• _Problem to work on_
Could you reproduce all of the data below word for word, with the picture left out of your answer?

----- Entries shown -----

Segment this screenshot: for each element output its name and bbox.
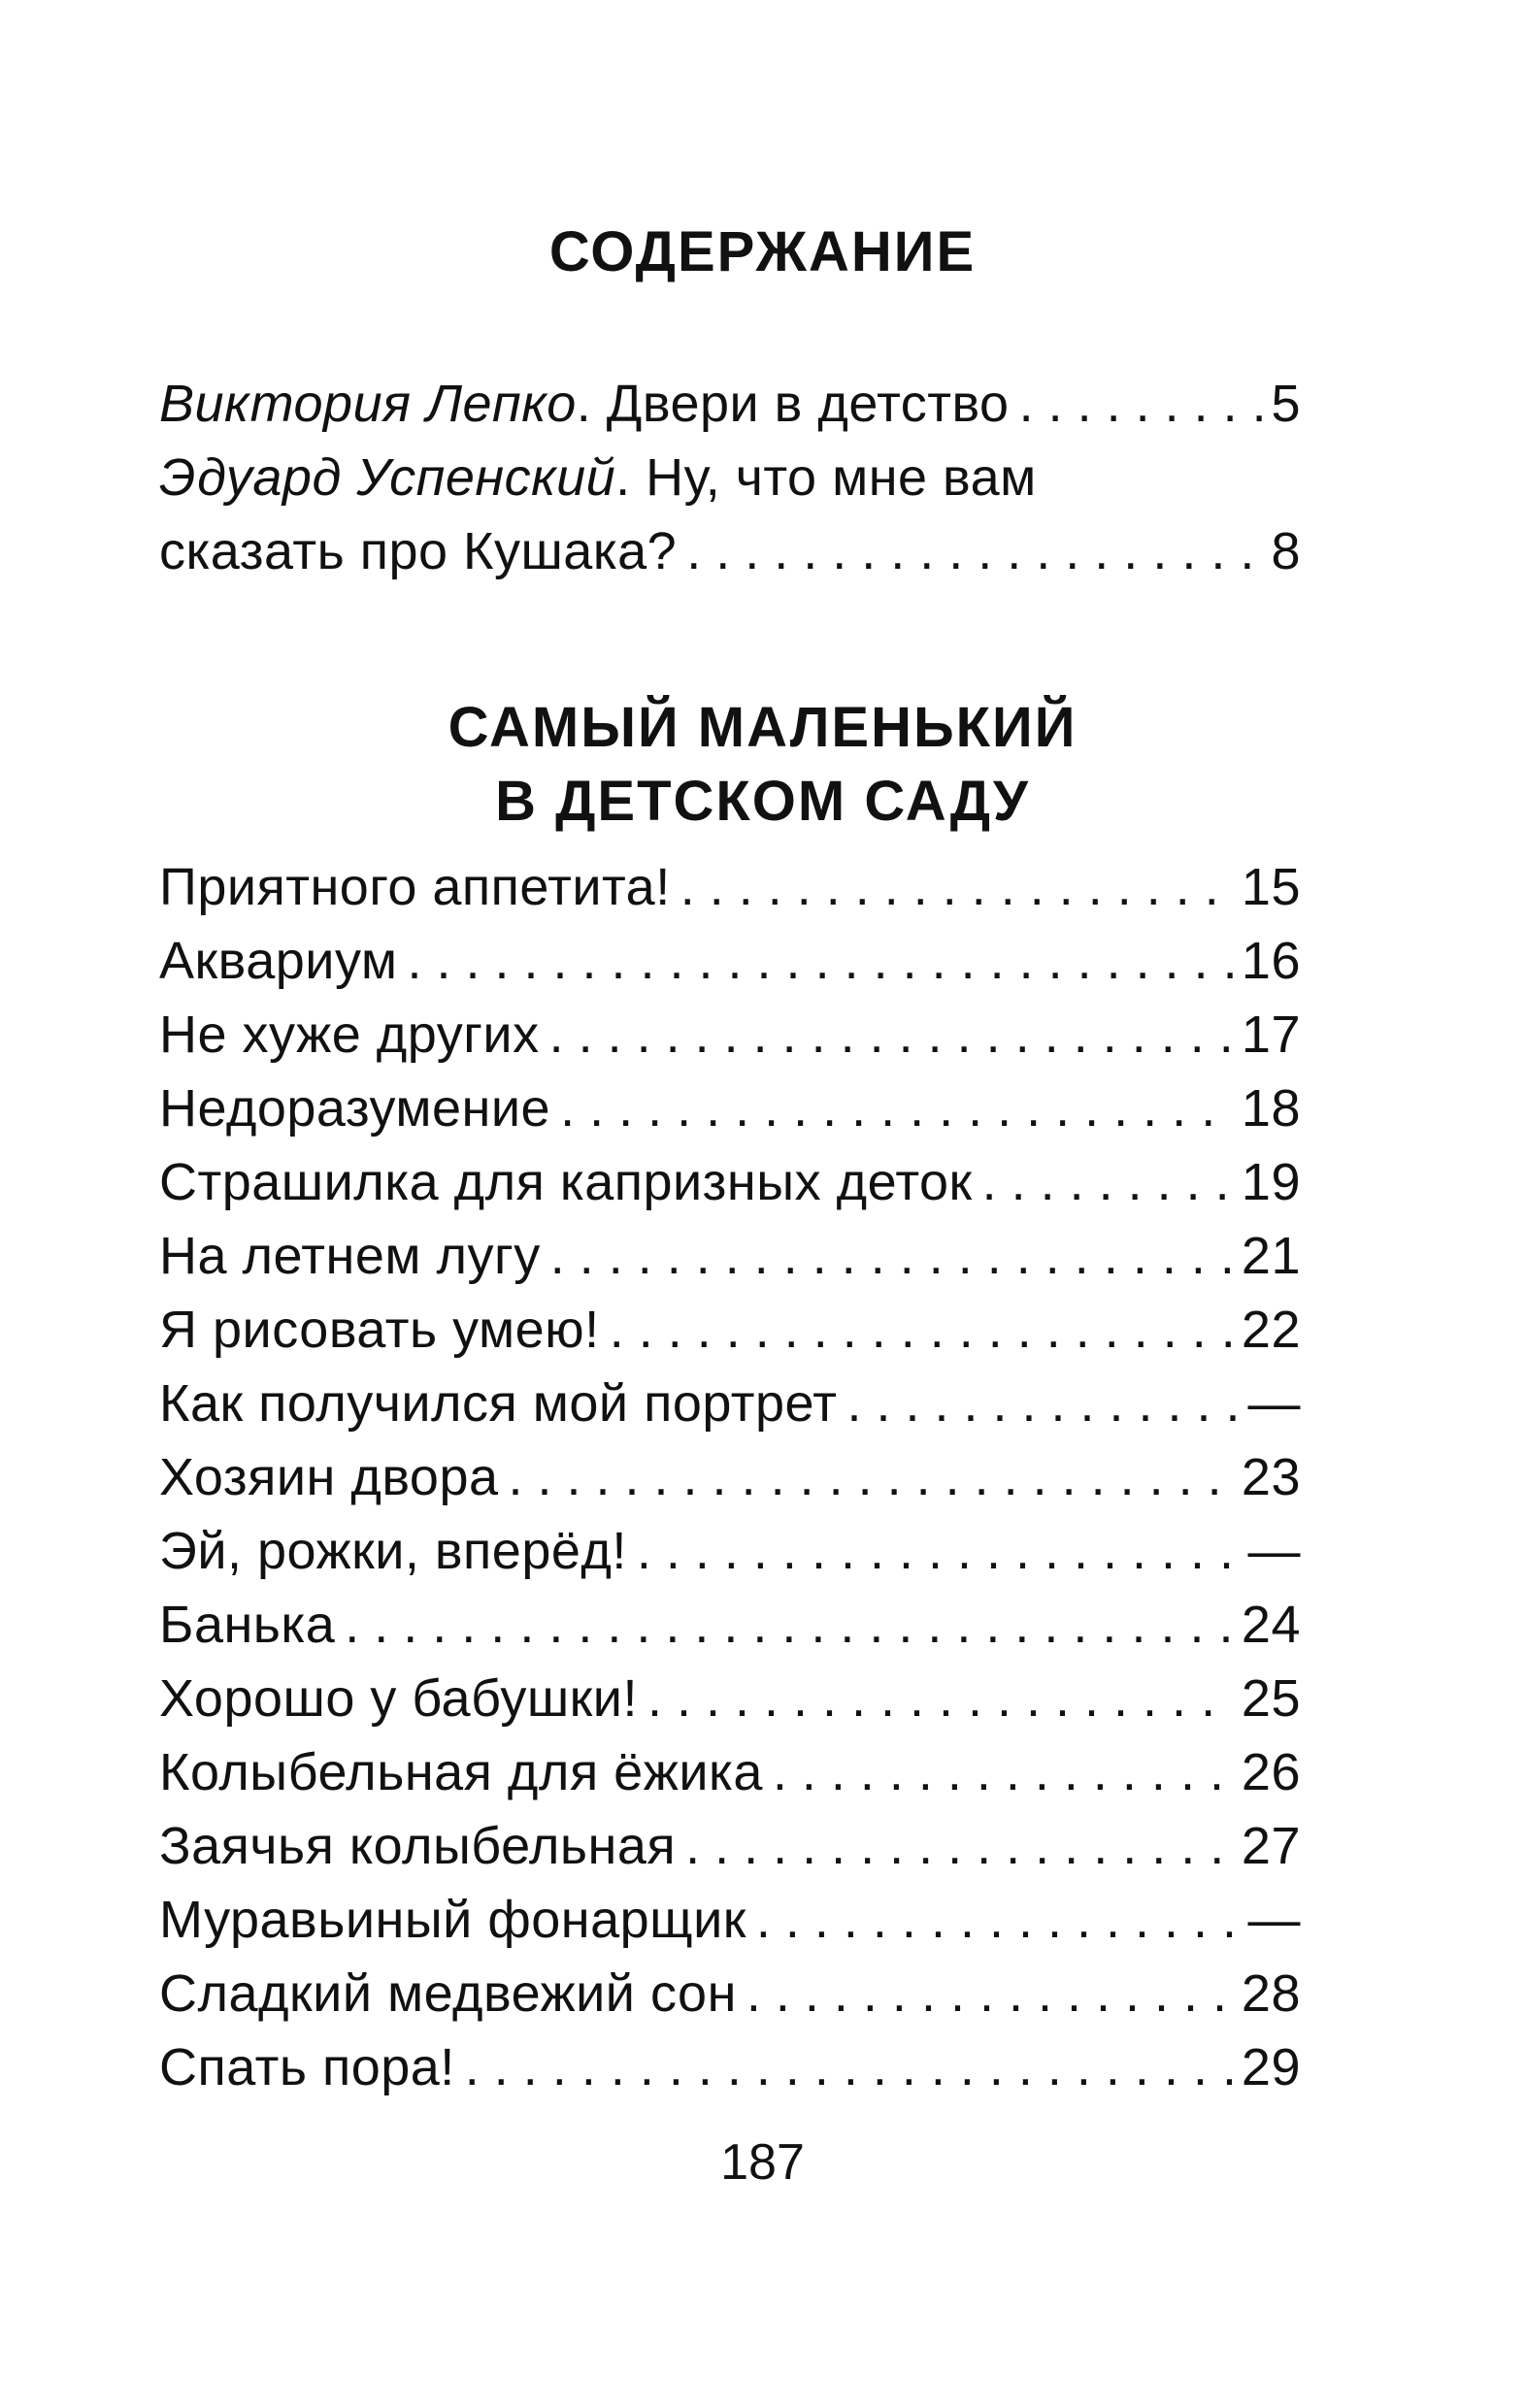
toc-entry [159, 2030, 1301, 2104]
section-title-line2: В ДЕТСКОМ САДУ [495, 770, 1030, 833]
entry-title: Колыбельная для ёжика [159, 1743, 763, 1801]
entry-page: 17 [1241, 1006, 1301, 1064]
entry-title: Приятного аппетита! [159, 858, 671, 916]
entry-title: На летнем лугу [159, 1227, 541, 1285]
toc-entry [159, 514, 1301, 588]
toc-entry [159, 1514, 1301, 1588]
entry-page: 21 [1241, 1227, 1301, 1285]
entry-page: 28 [1241, 1964, 1301, 2023]
entry-page: 26 [1241, 1743, 1301, 1801]
toc-entry [159, 998, 1301, 1072]
entry-page: 8 [1271, 522, 1301, 580]
entry-title: Муравьиный фонарщик [159, 1891, 746, 1949]
entry-author: Виктория Лепко [159, 375, 577, 433]
entry-title: Хозяин двора [159, 1448, 499, 1506]
entry-title [159, 441, 1037, 514]
entry-title: Хорошо у бабушки! [159, 1669, 638, 1728]
toc-entry [159, 1145, 1301, 1219]
dot-leader [407, 924, 1233, 998]
section-title-line1: САМЫЙ МАЛЕНЬКИЙ [448, 696, 1077, 759]
toc-entry [159, 1219, 1301, 1293]
entry-title: Страшилка для капризных деток [159, 1153, 973, 1211]
entry-page: 15 [1241, 858, 1301, 916]
dot-leader [465, 2030, 1234, 2104]
dot-leader [846, 1367, 1240, 1440]
entry-page: 16 [1241, 932, 1301, 990]
toc-entry [159, 850, 1301, 924]
entry-title: Эй, рожки, вперёд! [159, 1522, 627, 1580]
entry-author: Эдуард Успенский [159, 448, 616, 507]
entry-page: 29 [1241, 2038, 1301, 2096]
entry-page: — [1247, 1374, 1301, 1433]
entry-title: Спать пора! [159, 2038, 455, 2096]
contents-heading: СОДЕРЖАНИЕ [548, 220, 977, 283]
dot-leader [686, 514, 1263, 588]
toc-entry [159, 924, 1301, 998]
entry-title [159, 367, 1010, 441]
dot-leader [610, 1293, 1234, 1367]
dot-leader [773, 1735, 1234, 1809]
toc-entry [159, 1588, 1301, 1662]
entry-title: Банька [159, 1596, 336, 1654]
section-heading [0, 691, 1525, 839]
dot-leader [549, 998, 1234, 1072]
toc-entry [159, 441, 1301, 514]
toc-entry [159, 1440, 1301, 1514]
entry-page: — [1247, 1522, 1301, 1580]
entry-page: 23 [1241, 1448, 1301, 1506]
dot-leader [685, 1809, 1234, 1883]
entry-page: 22 [1241, 1301, 1301, 1359]
toc-list [159, 850, 1301, 2104]
dot-leader [637, 1514, 1241, 1588]
entry-title-text: . Двери в детство [576, 375, 1010, 433]
entry-page: 19 [1241, 1153, 1301, 1211]
toc-entry [159, 1957, 1301, 2030]
entry-page: 18 [1241, 1079, 1301, 1138]
entry-title: сказать про Кушака? [159, 522, 678, 580]
toc-entry [159, 1809, 1301, 1883]
toc-entry [159, 1072, 1301, 1145]
toc-entry [159, 1662, 1301, 1735]
entry-title: Сладкий медвежий сон [159, 1964, 737, 2023]
entry-title: Как получился мой портрет [159, 1374, 838, 1433]
dot-leader [680, 850, 1234, 924]
entry-title: Не хуже других [159, 1006, 540, 1064]
dot-leader [982, 1145, 1234, 1219]
dot-leader [550, 1219, 1234, 1293]
dot-leader [746, 1957, 1234, 2030]
dot-leader [1019, 367, 1264, 441]
entry-page: 25 [1241, 1669, 1301, 1728]
dot-leader [509, 1440, 1234, 1514]
toc-entry [159, 1367, 1301, 1440]
entry-title: Заячья колыбельная [159, 1817, 677, 1875]
toc-entry [159, 1293, 1301, 1367]
toc-entry [159, 1735, 1301, 1809]
entry-title: Недоразумение [159, 1079, 551, 1138]
entry-title: Аквариум [159, 932, 398, 990]
page-number: 187 [720, 2134, 805, 2191]
intro-entries [159, 367, 1301, 588]
entry-page: 24 [1241, 1596, 1301, 1654]
dot-leader [560, 1072, 1234, 1145]
entry-title-text: . Ну, что мне вам [615, 448, 1037, 507]
entry-page: 5 [1271, 375, 1301, 433]
entry-page: — [1247, 1891, 1301, 1949]
entry-page: 27 [1241, 1817, 1301, 1875]
dot-leader [345, 1588, 1234, 1662]
dot-leader [647, 1662, 1234, 1735]
entry-title: Я рисовать умею! [159, 1301, 600, 1359]
dot-leader [756, 1883, 1241, 1957]
toc-entry [159, 1883, 1301, 1957]
toc-entry [159, 367, 1301, 441]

-----

• _Exercise response_
Segment this screenshot: for each element output its name and bbox.
toc-entry [159, 2030, 1301, 2104]
section-title-line2: В ДЕТСКОМ САДУ [495, 770, 1030, 833]
entry-title: Колыбельная для ёжика [159, 1743, 763, 1801]
entry-page: 17 [1241, 1006, 1301, 1064]
entry-title: Приятного аппетита! [159, 858, 671, 916]
entry-title: На летнем лугу [159, 1227, 541, 1285]
toc-entry [159, 514, 1301, 588]
toc-entry [159, 1514, 1301, 1588]
entry-page: 21 [1241, 1227, 1301, 1285]
entry-page: 28 [1241, 1964, 1301, 2023]
entry-page: 26 [1241, 1743, 1301, 1801]
toc-entry [159, 998, 1301, 1072]
entry-page: 8 [1271, 522, 1301, 580]
entry-title: Муравьиный фонарщик [159, 1891, 746, 1949]
entry-author: Виктория Лепко [159, 375, 577, 433]
entry-title: Хозяин двора [159, 1448, 499, 1506]
entry-title [159, 441, 1037, 514]
entry-title: Хорошо у бабушки! [159, 1669, 638, 1728]
toc-entry [159, 1145, 1301, 1219]
dot-leader [407, 924, 1233, 998]
section-title-line1: САМЫЙ МАЛЕНЬКИЙ [448, 696, 1077, 759]
toc-entry [159, 1219, 1301, 1293]
entry-title: Страшилка для капризных деток [159, 1153, 973, 1211]
entry-page: 15 [1241, 858, 1301, 916]
dot-leader [465, 2030, 1234, 2104]
dot-leader [846, 1367, 1240, 1440]
entry-page: 16 [1241, 932, 1301, 990]
toc-entry [159, 850, 1301, 924]
entry-title: Эй, рожки, вперёд! [159, 1522, 627, 1580]
entry-author: Эдуард Успенский [159, 448, 616, 507]
entry-page: 29 [1241, 2038, 1301, 2096]
entry-page: — [1247, 1374, 1301, 1433]
entry-title: Спать пора! [159, 2038, 455, 2096]
contents-heading: СОДЕРЖАНИЕ [548, 220, 977, 283]
dot-leader [686, 514, 1263, 588]
toc-entry [159, 924, 1301, 998]
entry-title [159, 367, 1010, 441]
dot-leader [610, 1293, 1234, 1367]
dot-leader [773, 1735, 1234, 1809]
toc-entry [159, 1588, 1301, 1662]
entry-title: Банька [159, 1596, 336, 1654]
section-heading [0, 691, 1525, 839]
dot-leader [549, 998, 1234, 1072]
toc-entry [159, 441, 1301, 514]
toc-entry [159, 1440, 1301, 1514]
entry-page: — [1247, 1522, 1301, 1580]
entry-page: 23 [1241, 1448, 1301, 1506]
dot-leader [685, 1809, 1234, 1883]
entry-page: 22 [1241, 1301, 1301, 1359]
toc-list [159, 850, 1301, 2104]
dot-leader [637, 1514, 1241, 1588]
entry-title-text: . Двери в детство [576, 375, 1010, 433]
entry-page: 19 [1241, 1153, 1301, 1211]
toc-entry [159, 1957, 1301, 2030]
entry-page: 18 [1241, 1079, 1301, 1138]
entry-title: сказать про Кушака? [159, 522, 678, 580]
toc-entry [159, 1809, 1301, 1883]
toc-entry [159, 1072, 1301, 1145]
toc-entry [159, 1662, 1301, 1735]
entry-title: Сладкий медвежий сон [159, 1964, 737, 2023]
entry-title: Как получился мой портрет [159, 1374, 838, 1433]
dot-leader [680, 850, 1234, 924]
entry-title: Не хуже других [159, 1006, 540, 1064]
dot-leader [982, 1145, 1234, 1219]
dot-leader [550, 1219, 1234, 1293]
dot-leader [746, 1957, 1234, 2030]
dot-leader [1019, 367, 1264, 441]
entry-page: 25 [1241, 1669, 1301, 1728]
dot-leader [509, 1440, 1234, 1514]
toc-entry [159, 1367, 1301, 1440]
entry-title: Заячья колыбельная [159, 1817, 677, 1875]
toc-entry [159, 1293, 1301, 1367]
toc-entry [159, 1735, 1301, 1809]
entry-title: Недоразумение [159, 1079, 551, 1138]
entry-title: Аквариум [159, 932, 398, 990]
page-number: 187 [720, 2134, 805, 2191]
intro-entries [159, 367, 1301, 588]
entry-page: 24 [1241, 1596, 1301, 1654]
dot-leader [560, 1072, 1234, 1145]
entry-title-text: . Ну, что мне вам [615, 448, 1037, 507]
entry-page: 5 [1271, 375, 1301, 433]
entry-page: — [1247, 1891, 1301, 1949]
entry-page: 27 [1241, 1817, 1301, 1875]
dot-leader [345, 1588, 1234, 1662]
dot-leader [647, 1662, 1234, 1735]
entry-title: Я рисовать умею! [159, 1301, 600, 1359]
dot-leader [756, 1883, 1241, 1957]
toc-entry [159, 1883, 1301, 1957]
toc-entry [159, 367, 1301, 441]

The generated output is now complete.